## GIVEN TASK
Without the pictures, copy the entries below word for word.
— begin RAW DATA —
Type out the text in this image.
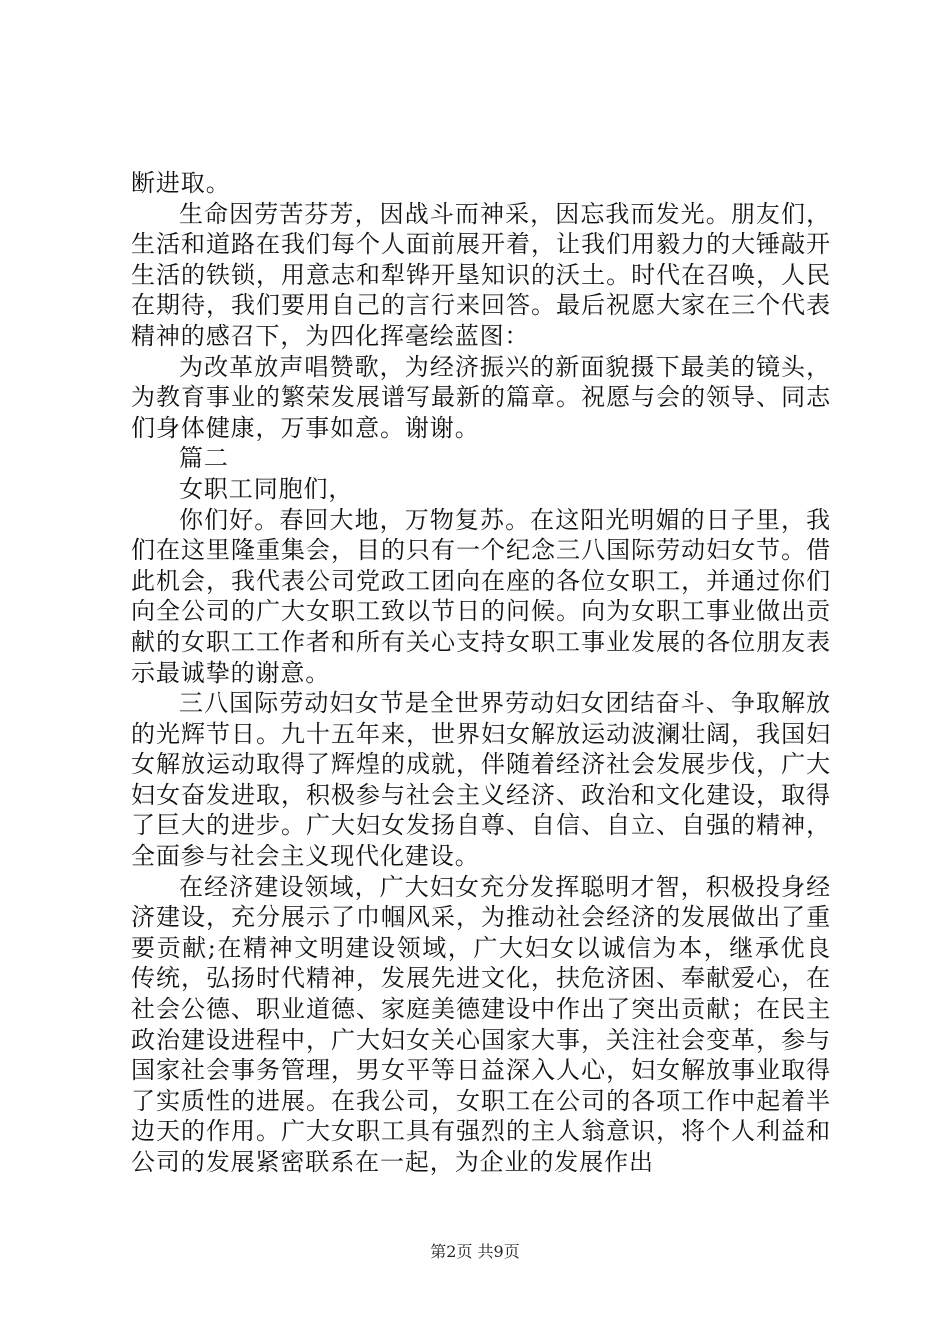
断进取。

生命因劳苦芬芳，因战斗而神采，因忘我而发光。朋友们，生活和道路在我们每个人面前展开着，让我们用毅力的大锤敲开生活的铁锁，用意志和犁铧开垦知识的沃土。时代在召唤，人民在期待，我们要用自己的言行来回答。最后祝愿大家在三个代表精神的感召下，为四化挥毫绘蓝图：

为改革放声唱赞歌，为经济振兴的新面貌摄下最美的镜头，为教育事业的繁荣发展谱写最新的篇章。祝愿与会的领导、同志们身体健康，万事如意。谢谢。

篇二

女职工同胞们，

你们好。春回大地，万物复苏。在这阳光明媚的日子里，我们在这里隆重集会，目的只有一个纪念三八国际劳动妇女节。借此机会，我代表公司党政工团向在座的各位女职工，并通过你们向全公司的广大女职工致以节日的问候。向为女职工事业做出贡献的女职工工作者和所有关心支持女职工事业发展的各位朋友表示最诚挚的谢意。

三八国际劳动妇女节是全世界劳动妇女团结奋斗、争取解放的光辉节日。九十五年来，世界妇女解放运动波澜壮阔，我国妇女解放运动取得了辉煌的成就，伴随着经济社会发展步伐，广大妇女奋发进取，积极参与社会主义经济、政治和文化建设，取得了巨大的进步。广大妇女发扬自尊、自信、自立、自强的精神，全面参与社会主义现代化建设。

在经济建设领域，广大妇女充分发挥聪明才智，积极投身经济建设，充分展示了巾帼风采，为推动社会经济的发展做出了重要贡献;在精神文明建设领域，广大妇女以诚信为本，继承优良传统，弘扬时代精神，发展先进文化，扶危济困、奉献爱心，在社会公德、职业道德、家庭美德建设中作出了突出贡献；在民主政治建设进程中，广大妇女关心国家大事，关注社会变革，参与国家社会事务管理，男女平等日益深入人心，妇女解放事业取得了实质性的进展。在我公司，女职工在公司的各项工作中起着半边天的作用。广大女职工具有强烈的主人翁意识，将个人利益和公司的发展紧密联系在一起，为企业的发展作出

第2页 共9页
— end RAW DATA —
## EXPECTED ANSWER
Type out the text in this image.
断进取。

生命因劳苦芬芳，因战斗而神采，因忘我而发光。朋友们，生活和道路在我们每个人面前展开着，让我们用毅力的大锤敲开生活的铁锁，用意志和犁铧开垦知识的沃土。时代在召唤，人民在期待，我们要用自己的言行来回答。最后祝愿大家在三个代表精神的感召下，为四化挥毫绘蓝图：

为改革放声唱赞歌，为经济振兴的新面貌摄下最美的镜头，为教育事业的繁荣发展谱写最新的篇章。祝愿与会的领导、同志们身体健康，万事如意。谢谢。

篇二

女职工同胞们，

你们好。春回大地，万物复苏。在这阳光明媚的日子里，我们在这里隆重集会，目的只有一个纪念三八国际劳动妇女节。借此机会，我代表公司党政工团向在座的各位女职工，并通过你们向全公司的广大女职工致以节日的问候。向为女职工事业做出贡献的女职工工作者和所有关心支持女职工事业发展的各位朋友表示最诚挚的谢意。

三八国际劳动妇女节是全世界劳动妇女团结奋斗、争取解放的光辉节日。九十五年来，世界妇女解放运动波澜壮阔，我国妇女解放运动取得了辉煌的成就，伴随着经济社会发展步伐，广大妇女奋发进取，积极参与社会主义经济、政治和文化建设，取得了巨大的进步。广大妇女发扬自尊、自信、自立、自强的精神，全面参与社会主义现代化建设。

在经济建设领域，广大妇女充分发挥聪明才智，积极投身经济建设，充分展示了巾帼风采，为推动社会经济的发展做出了重要贡献;在精神文明建设领域，广大妇女以诚信为本，继承优良传统，弘扬时代精神，发展先进文化，扶危济困、奉献爱心，在社会公德、职业道德、家庭美德建设中作出了突出贡献；在民主政治建设进程中，广大妇女关心国家大事，关注社会变革，参与国家社会事务管理，男女平等日益深入人心，妇女解放事业取得了实质性的进展。在我公司，女职工在公司的各项工作中起着半边天的作用。广大女职工具有强烈的主人翁意识，将个人利益和公司的发展紧密联系在一起，为企业的发展作出

第2页 共9页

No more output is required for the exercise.